Work required
Check each line of the listing below for the string "Polarization", and copy the ones that have it.

Dataset content
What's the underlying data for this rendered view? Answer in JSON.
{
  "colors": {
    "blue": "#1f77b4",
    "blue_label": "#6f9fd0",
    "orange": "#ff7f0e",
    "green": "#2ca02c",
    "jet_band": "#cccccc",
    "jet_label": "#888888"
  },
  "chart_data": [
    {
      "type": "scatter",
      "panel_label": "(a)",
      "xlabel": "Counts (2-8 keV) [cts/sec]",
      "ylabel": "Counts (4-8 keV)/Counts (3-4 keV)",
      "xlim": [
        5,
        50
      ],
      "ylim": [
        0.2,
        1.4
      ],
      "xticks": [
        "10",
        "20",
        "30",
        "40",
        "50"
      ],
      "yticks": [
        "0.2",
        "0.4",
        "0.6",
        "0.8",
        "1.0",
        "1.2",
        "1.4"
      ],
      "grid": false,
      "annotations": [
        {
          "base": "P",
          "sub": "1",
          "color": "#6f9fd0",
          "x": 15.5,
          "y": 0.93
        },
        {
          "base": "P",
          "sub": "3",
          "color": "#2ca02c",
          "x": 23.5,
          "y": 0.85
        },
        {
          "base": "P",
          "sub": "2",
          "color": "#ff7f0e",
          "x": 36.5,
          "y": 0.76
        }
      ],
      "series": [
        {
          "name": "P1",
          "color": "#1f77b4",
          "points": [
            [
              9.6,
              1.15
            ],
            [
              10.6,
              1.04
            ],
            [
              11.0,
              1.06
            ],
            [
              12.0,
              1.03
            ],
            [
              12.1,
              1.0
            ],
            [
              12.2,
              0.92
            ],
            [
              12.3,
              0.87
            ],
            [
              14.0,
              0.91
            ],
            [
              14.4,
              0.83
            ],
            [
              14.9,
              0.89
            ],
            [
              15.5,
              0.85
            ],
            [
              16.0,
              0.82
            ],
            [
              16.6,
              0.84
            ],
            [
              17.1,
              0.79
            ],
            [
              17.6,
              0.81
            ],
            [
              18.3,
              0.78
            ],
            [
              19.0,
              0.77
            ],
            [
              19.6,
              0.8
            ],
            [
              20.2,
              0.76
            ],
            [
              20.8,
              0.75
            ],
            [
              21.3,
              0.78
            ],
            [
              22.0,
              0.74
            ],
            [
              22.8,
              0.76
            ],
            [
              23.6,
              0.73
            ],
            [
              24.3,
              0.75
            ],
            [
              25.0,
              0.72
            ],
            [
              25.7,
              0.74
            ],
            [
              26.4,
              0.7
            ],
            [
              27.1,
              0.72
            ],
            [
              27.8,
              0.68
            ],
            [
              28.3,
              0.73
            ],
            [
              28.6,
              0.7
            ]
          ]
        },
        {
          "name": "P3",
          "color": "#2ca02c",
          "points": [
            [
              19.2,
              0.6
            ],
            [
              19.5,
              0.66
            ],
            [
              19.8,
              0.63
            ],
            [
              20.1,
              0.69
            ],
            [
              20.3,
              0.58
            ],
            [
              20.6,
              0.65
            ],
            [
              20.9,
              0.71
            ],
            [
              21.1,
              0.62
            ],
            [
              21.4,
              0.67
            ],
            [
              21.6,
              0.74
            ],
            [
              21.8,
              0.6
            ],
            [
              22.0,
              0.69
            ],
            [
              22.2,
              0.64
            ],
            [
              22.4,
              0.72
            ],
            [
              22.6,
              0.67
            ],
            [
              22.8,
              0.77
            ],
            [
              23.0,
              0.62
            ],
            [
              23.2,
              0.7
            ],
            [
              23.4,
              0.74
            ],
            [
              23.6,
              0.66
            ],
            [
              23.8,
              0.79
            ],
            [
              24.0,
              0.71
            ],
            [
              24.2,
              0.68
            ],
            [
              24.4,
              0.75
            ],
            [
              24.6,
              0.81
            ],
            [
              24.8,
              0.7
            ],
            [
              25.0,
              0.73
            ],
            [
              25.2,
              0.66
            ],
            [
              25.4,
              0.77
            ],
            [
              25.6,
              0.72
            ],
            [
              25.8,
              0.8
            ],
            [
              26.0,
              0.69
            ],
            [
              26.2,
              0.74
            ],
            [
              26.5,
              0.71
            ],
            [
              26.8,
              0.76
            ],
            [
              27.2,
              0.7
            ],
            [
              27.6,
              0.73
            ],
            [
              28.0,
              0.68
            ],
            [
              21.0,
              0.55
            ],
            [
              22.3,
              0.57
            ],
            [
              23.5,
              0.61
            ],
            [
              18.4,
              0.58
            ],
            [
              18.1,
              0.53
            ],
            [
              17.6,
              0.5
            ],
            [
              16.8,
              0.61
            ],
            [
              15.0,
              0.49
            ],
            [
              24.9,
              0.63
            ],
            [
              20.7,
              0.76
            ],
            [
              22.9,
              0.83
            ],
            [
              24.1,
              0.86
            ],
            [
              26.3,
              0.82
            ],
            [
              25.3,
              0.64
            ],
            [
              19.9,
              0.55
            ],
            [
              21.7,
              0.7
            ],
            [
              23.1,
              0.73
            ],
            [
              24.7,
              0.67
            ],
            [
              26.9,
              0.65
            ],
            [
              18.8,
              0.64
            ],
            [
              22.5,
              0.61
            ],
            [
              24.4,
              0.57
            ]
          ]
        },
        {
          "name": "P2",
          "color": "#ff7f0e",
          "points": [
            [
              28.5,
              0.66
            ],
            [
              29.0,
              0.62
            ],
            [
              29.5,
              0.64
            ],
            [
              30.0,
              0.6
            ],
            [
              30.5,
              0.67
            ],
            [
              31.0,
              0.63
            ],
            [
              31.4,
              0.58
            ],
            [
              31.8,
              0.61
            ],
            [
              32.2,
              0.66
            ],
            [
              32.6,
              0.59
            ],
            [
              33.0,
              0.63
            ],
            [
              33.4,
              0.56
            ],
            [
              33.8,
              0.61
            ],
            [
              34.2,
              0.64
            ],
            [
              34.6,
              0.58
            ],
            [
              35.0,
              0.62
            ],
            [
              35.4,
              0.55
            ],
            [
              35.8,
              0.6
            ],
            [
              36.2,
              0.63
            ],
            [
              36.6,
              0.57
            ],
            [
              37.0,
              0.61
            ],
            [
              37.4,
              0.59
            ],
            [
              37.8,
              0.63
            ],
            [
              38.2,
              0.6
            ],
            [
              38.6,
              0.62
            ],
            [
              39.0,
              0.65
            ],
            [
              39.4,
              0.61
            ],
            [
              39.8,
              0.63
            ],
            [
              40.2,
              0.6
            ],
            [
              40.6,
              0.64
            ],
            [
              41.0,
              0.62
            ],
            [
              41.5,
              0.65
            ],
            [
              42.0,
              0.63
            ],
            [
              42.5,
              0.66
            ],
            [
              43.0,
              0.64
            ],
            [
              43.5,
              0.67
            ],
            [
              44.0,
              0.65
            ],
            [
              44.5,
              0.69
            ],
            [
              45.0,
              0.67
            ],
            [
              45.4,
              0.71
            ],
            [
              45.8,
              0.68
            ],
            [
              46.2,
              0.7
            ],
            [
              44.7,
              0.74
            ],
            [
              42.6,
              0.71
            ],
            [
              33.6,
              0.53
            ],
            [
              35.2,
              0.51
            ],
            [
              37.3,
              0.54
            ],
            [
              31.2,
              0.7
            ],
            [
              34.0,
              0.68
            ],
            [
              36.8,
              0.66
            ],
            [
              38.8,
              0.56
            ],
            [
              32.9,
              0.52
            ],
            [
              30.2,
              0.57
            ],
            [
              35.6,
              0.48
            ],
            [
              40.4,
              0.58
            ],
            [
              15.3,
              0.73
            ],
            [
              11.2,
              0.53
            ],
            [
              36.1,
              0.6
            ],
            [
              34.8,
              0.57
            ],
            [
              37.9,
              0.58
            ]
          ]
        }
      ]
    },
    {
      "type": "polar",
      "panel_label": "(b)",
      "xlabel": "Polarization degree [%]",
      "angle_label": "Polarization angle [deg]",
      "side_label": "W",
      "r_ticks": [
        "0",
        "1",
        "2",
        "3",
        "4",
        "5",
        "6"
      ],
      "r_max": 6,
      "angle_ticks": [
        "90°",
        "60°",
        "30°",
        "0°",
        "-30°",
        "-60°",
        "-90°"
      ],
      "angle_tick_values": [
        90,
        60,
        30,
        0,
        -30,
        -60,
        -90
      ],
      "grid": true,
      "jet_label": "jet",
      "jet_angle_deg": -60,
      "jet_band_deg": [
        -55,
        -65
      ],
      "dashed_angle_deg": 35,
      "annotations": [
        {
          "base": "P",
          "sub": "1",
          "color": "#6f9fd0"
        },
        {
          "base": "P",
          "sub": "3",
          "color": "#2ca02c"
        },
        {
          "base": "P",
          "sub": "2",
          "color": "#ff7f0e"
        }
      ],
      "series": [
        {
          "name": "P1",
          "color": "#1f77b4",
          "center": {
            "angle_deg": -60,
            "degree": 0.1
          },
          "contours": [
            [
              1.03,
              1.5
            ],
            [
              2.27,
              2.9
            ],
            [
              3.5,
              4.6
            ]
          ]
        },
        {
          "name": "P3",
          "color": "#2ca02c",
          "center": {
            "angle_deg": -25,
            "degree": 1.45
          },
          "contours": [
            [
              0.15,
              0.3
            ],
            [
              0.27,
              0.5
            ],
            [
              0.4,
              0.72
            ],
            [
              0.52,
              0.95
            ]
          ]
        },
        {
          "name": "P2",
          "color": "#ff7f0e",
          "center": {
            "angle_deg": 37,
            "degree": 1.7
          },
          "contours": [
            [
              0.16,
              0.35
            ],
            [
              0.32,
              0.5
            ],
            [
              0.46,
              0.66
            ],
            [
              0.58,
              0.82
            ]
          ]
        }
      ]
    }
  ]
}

Written solution
      "xlabel": "Polarization degree [%]",
      "angle_label": "Polarization angle [deg]",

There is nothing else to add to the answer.